TO DO:
In the copy, include every entry exactly but none of the pictures.

DATASET EXTRACT:
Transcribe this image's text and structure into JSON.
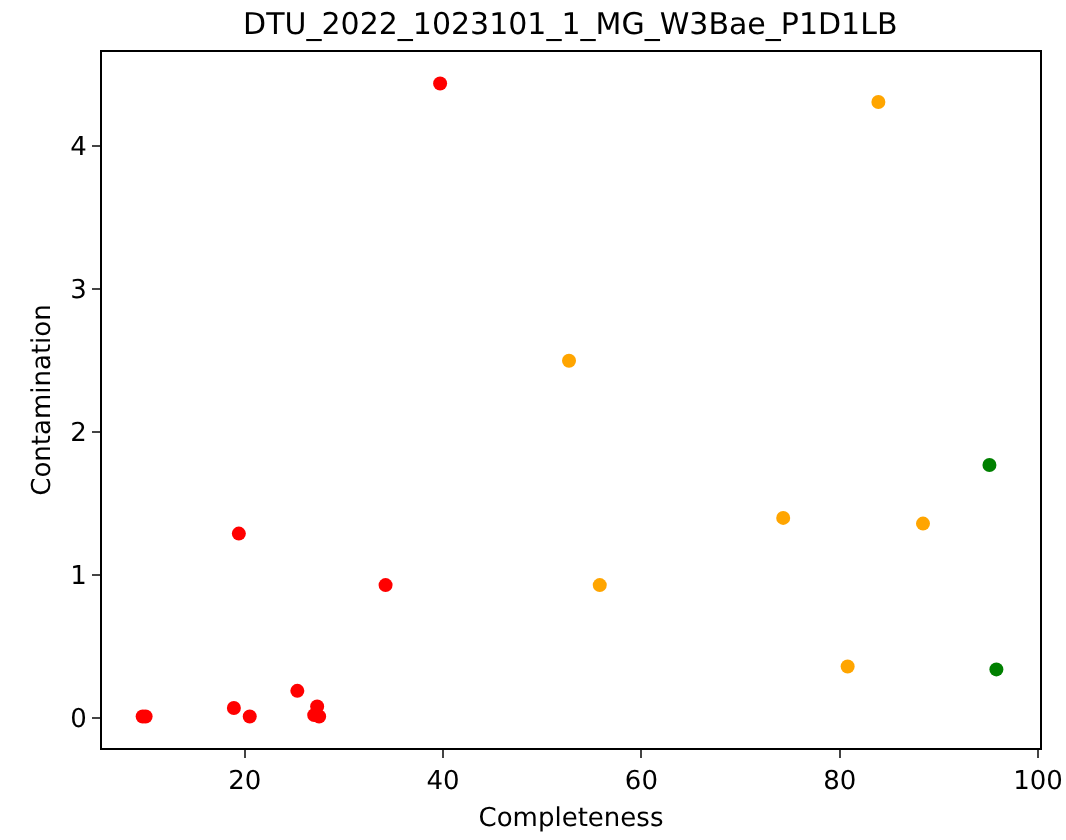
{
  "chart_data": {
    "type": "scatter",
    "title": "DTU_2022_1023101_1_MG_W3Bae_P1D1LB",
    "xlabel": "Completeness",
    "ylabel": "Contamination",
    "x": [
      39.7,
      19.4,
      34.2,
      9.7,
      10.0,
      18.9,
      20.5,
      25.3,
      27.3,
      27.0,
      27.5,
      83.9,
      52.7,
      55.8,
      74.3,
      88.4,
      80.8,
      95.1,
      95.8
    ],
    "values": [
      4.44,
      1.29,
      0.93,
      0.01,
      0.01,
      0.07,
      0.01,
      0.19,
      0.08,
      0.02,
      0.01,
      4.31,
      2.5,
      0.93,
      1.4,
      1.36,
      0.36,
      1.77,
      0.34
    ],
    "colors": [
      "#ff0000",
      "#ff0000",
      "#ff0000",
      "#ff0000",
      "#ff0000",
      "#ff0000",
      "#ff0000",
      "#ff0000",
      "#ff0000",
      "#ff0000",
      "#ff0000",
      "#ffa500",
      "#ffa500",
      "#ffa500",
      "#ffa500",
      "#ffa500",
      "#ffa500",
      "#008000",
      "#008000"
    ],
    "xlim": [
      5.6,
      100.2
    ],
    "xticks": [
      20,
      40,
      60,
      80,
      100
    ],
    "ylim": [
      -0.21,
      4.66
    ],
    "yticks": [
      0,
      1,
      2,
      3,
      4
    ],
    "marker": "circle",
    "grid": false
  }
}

EXERCISE OUTPUT:
Transcribe this image's text and structure into JSON.
{
  "chart_data": {
    "type": "scatter",
    "title": "DTU_2022_1023101_1_MG_W3Bae_P1D1LB",
    "xlabel": "Completeness",
    "ylabel": "Contamination",
    "x": [
      39.7,
      19.4,
      34.2,
      9.7,
      10.0,
      18.9,
      20.5,
      25.3,
      27.3,
      27.0,
      27.5,
      83.9,
      52.7,
      55.8,
      74.3,
      88.4,
      80.8,
      95.1,
      95.8
    ],
    "values": [
      4.44,
      1.29,
      0.93,
      0.01,
      0.01,
      0.07,
      0.01,
      0.19,
      0.08,
      0.02,
      0.01,
      4.31,
      2.5,
      0.93,
      1.4,
      1.36,
      0.36,
      1.77,
      0.34
    ],
    "colors": [
      "#ff0000",
      "#ff0000",
      "#ff0000",
      "#ff0000",
      "#ff0000",
      "#ff0000",
      "#ff0000",
      "#ff0000",
      "#ff0000",
      "#ff0000",
      "#ff0000",
      "#ffa500",
      "#ffa500",
      "#ffa500",
      "#ffa500",
      "#ffa500",
      "#ffa500",
      "#008000",
      "#008000"
    ],
    "xlim": [
      5.6,
      100.2
    ],
    "xticks": [
      20,
      40,
      60,
      80,
      100
    ],
    "ylim": [
      -0.21,
      4.66
    ],
    "yticks": [
      0,
      1,
      2,
      3,
      4
    ],
    "marker": "circle",
    "grid": false
  }
}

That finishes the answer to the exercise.